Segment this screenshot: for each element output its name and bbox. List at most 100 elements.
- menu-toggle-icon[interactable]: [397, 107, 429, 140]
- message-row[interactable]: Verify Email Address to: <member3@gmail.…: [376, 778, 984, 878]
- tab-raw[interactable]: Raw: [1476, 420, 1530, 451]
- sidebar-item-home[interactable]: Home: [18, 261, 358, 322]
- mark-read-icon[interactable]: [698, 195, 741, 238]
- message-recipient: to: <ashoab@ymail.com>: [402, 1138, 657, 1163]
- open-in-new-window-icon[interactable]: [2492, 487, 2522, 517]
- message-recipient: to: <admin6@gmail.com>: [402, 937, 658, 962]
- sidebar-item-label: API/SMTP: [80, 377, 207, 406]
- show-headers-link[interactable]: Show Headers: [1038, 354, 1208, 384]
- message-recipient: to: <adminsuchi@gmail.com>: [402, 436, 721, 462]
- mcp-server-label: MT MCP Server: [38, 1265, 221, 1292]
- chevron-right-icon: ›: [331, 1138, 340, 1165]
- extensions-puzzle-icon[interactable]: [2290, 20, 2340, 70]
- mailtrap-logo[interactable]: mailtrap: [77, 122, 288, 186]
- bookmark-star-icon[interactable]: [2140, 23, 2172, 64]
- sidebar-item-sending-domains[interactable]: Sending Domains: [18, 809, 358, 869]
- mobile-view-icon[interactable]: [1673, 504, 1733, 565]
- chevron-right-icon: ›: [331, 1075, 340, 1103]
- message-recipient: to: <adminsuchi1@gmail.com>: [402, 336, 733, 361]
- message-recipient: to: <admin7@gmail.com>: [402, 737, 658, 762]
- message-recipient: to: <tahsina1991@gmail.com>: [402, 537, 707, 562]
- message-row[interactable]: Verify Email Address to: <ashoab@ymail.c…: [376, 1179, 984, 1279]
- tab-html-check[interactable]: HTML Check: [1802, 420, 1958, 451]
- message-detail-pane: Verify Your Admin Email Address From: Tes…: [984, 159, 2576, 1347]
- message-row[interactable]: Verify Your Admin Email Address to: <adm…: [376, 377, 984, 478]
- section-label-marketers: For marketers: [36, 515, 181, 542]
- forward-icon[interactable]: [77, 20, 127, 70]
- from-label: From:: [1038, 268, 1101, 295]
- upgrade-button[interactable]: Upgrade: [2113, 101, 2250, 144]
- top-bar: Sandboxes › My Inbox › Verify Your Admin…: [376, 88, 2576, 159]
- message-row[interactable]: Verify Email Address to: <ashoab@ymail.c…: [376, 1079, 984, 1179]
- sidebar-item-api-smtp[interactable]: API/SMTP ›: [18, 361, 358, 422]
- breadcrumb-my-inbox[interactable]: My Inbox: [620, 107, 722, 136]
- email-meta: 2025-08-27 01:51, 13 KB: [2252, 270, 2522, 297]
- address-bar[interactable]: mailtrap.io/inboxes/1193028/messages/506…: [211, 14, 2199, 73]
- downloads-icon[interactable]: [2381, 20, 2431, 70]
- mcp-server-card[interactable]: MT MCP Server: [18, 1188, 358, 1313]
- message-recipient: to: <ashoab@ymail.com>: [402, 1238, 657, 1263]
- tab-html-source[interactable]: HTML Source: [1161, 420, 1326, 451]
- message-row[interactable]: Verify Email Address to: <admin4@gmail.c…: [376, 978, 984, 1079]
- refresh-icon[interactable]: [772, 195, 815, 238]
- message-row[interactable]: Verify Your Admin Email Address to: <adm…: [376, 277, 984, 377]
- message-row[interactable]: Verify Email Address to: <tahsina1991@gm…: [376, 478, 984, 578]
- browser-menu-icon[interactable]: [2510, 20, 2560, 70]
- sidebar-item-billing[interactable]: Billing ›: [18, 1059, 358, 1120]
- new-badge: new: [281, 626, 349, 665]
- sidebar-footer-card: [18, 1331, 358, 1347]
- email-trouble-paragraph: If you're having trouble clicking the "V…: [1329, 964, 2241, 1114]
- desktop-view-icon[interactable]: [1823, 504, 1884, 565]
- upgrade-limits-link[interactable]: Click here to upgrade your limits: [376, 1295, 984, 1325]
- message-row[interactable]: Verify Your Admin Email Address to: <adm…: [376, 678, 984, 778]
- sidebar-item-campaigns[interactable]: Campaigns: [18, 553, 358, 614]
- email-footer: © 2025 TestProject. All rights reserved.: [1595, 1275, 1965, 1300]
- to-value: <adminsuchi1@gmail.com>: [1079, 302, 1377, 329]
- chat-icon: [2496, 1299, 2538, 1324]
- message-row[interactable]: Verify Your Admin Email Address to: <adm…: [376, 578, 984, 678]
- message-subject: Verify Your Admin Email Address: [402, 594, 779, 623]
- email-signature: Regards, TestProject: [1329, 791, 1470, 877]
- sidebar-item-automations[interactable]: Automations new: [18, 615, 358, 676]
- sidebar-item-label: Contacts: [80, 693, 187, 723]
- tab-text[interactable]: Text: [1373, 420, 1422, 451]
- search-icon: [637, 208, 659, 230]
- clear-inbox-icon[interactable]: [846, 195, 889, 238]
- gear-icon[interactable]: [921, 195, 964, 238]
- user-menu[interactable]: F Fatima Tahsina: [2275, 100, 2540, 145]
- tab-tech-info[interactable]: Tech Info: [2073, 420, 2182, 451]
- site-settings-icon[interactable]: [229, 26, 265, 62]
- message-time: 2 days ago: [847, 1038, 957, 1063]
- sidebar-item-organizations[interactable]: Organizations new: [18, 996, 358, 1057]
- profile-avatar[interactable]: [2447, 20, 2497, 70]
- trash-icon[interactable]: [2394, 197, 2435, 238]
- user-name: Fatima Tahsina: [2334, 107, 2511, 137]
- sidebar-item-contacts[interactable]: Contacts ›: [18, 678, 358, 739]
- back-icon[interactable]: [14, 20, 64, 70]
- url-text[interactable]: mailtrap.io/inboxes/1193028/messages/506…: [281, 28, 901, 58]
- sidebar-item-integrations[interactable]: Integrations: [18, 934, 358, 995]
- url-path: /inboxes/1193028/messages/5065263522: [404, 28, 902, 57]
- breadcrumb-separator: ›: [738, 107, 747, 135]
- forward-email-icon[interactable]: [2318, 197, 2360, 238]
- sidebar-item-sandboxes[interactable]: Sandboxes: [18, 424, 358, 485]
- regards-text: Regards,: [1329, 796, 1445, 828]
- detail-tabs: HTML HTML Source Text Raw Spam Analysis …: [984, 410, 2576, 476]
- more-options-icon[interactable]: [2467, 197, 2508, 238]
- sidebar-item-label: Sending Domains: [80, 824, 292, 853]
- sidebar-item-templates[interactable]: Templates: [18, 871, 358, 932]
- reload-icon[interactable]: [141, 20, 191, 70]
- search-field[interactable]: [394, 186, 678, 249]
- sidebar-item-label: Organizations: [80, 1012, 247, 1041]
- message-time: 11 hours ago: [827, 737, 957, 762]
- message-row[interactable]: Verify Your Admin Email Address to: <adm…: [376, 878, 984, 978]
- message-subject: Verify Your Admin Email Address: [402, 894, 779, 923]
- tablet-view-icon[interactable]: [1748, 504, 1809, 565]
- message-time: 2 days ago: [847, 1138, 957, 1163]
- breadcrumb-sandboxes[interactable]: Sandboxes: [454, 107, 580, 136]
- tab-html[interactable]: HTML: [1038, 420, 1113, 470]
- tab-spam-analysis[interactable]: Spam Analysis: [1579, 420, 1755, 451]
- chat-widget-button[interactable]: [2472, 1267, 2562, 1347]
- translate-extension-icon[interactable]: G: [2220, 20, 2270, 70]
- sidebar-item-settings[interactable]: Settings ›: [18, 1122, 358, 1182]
· · · · ·
▶ **Required task**
Repeat the lines from the start of the records through the line containing "1138, 657, 1163]", inclusive.

▶ **Exercise response**
Segment this screenshot: for each element output its name and bbox. List at most 100 elements.
- menu-toggle-icon[interactable]: [397, 107, 429, 140]
- message-row[interactable]: Verify Email Address to: <member3@gmail.…: [376, 778, 984, 878]
- tab-raw[interactable]: Raw: [1476, 420, 1530, 451]
- sidebar-item-home[interactable]: Home: [18, 261, 358, 322]
- mark-read-icon[interactable]: [698, 195, 741, 238]
- message-recipient: to: <ashoab@ymail.com>: [402, 1138, 657, 1163]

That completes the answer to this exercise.